▶ What you have to do
Return all the entries exactly, keeping pictures out.

-------- Exercise inputs --------

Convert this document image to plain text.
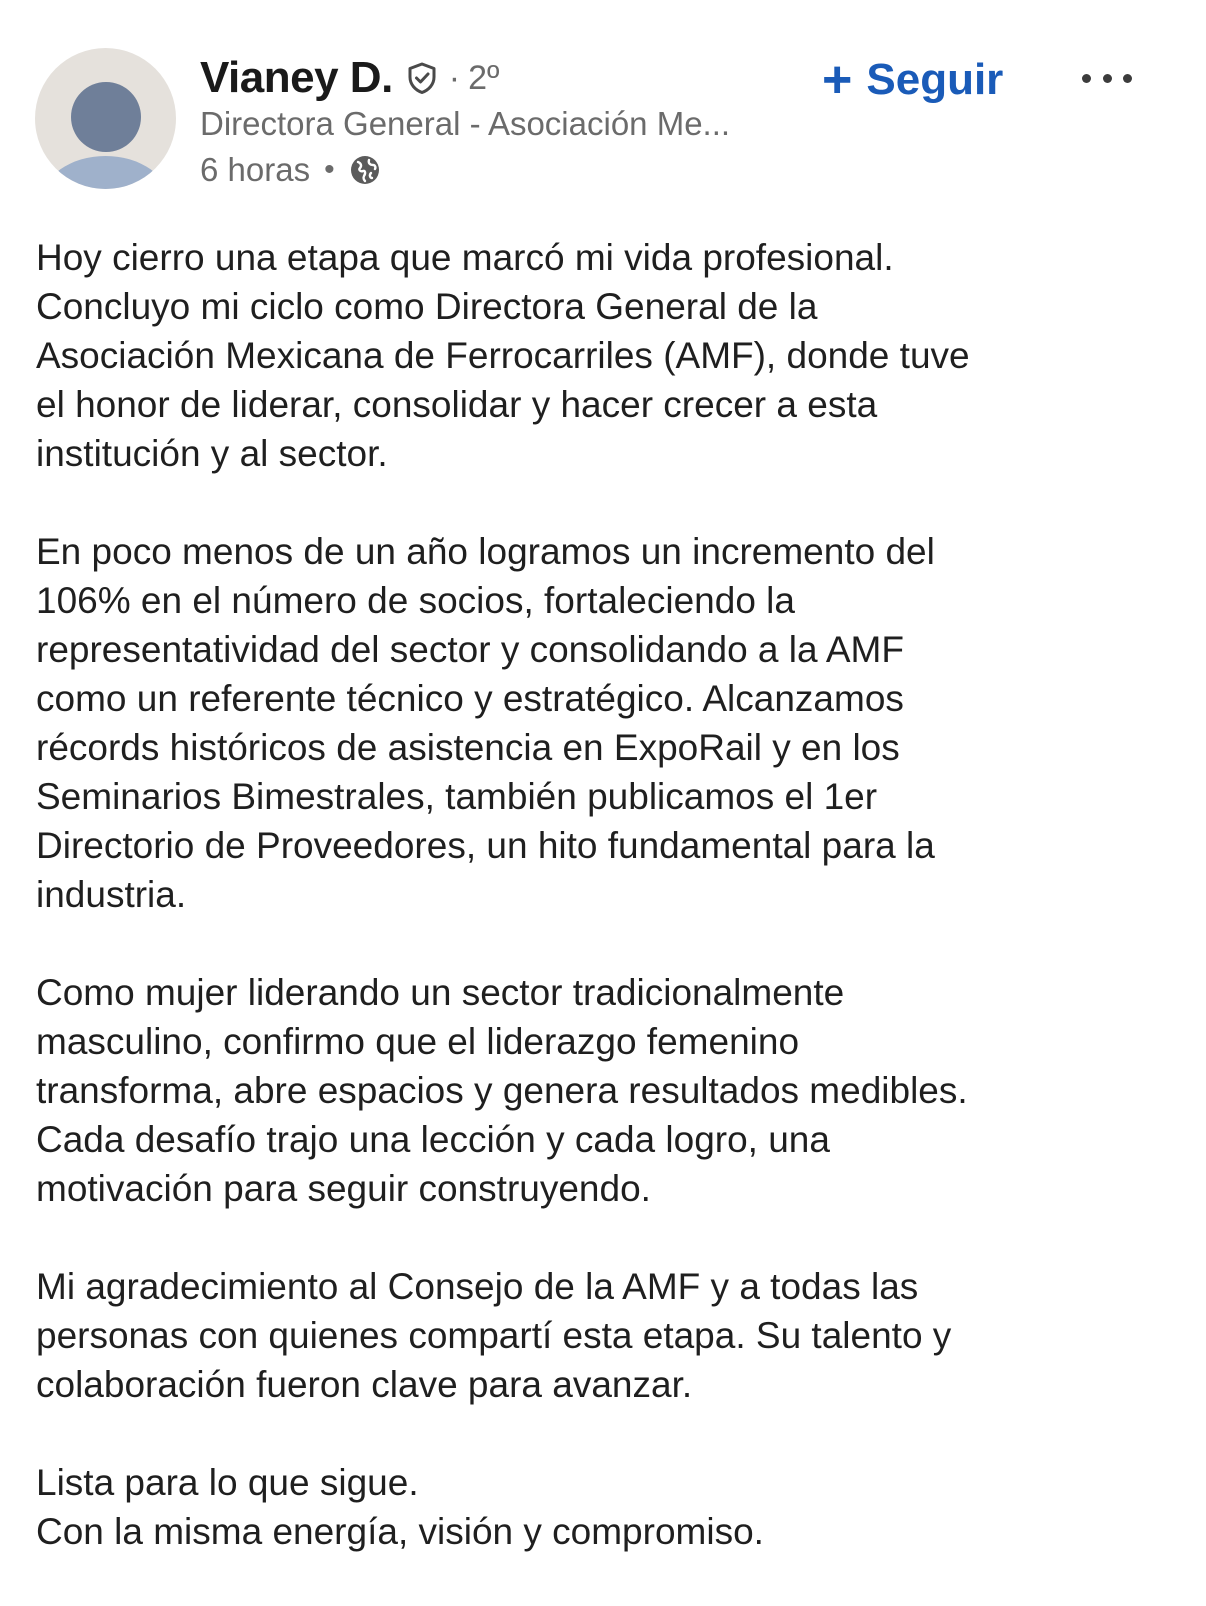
Vianey D. · 2º
Directora General - Asociación Me...
6 horas •
+ Seguir

Hoy cierro una etapa que marcó mi vida profesional.
Concluyo mi ciclo como Directora General de la
Asociación Mexicana de Ferrocarriles (AMF), donde tuve
el honor de liderar, consolidar y hacer crecer a esta
institución y al sector.

En poco menos de un año logramos un incremento del
106% en el número de socios, fortaleciendo la
representatividad del sector y consolidando a la AMF
como un referente técnico y estratégico. Alcanzamos
récords históricos de asistencia en ExpoRail y en los
Seminarios Bimestrales, también publicamos el 1er
Directorio de Proveedores, un hito fundamental para la
industria.

Como mujer liderando un sector tradicionalmente
masculino, confirmo que el liderazgo femenino
transforma, abre espacios y genera resultados medibles.
Cada desafío trajo una lección y cada logro, una
motivación para seguir construyendo.

Mi agradecimiento al Consejo de la AMF y a todas las
personas con quienes compartí esta etapa. Su talento y
colaboración fueron clave para avanzar.

Lista para lo que sigue.
Con la misma energía, visión y compromiso.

--------

▶ Solution to this task
Convert this document image to plain text.
Vianey D. · 2º
Directora General - Asociación Me...
6 horas •
+ Seguir

Hoy cierro una etapa que marcó mi vida profesional.
Concluyo mi ciclo como Directora General de la
Asociación Mexicana de Ferrocarriles (AMF), donde tuve
el honor de liderar, consolidar y hacer crecer a esta
institución y al sector.

En poco menos de un año logramos un incremento del
106% en el número de socios, fortaleciendo la
representatividad del sector y consolidando a la AMF
como un referente técnico y estratégico. Alcanzamos
récords históricos de asistencia en ExpoRail y en los
Seminarios Bimestrales, también publicamos el 1er
Directorio de Proveedores, un hito fundamental para la
industria.

Como mujer liderando un sector tradicionalmente
masculino, confirmo que el liderazgo femenino
transforma, abre espacios y genera resultados medibles.
Cada desafío trajo una lección y cada logro, una
motivación para seguir construyendo.

Mi agradecimiento al Consejo de la AMF y a todas las
personas con quienes compartí esta etapa. Su talento y
colaboración fueron clave para avanzar.

Lista para lo que sigue.
Con la misma energía, visión y compromiso.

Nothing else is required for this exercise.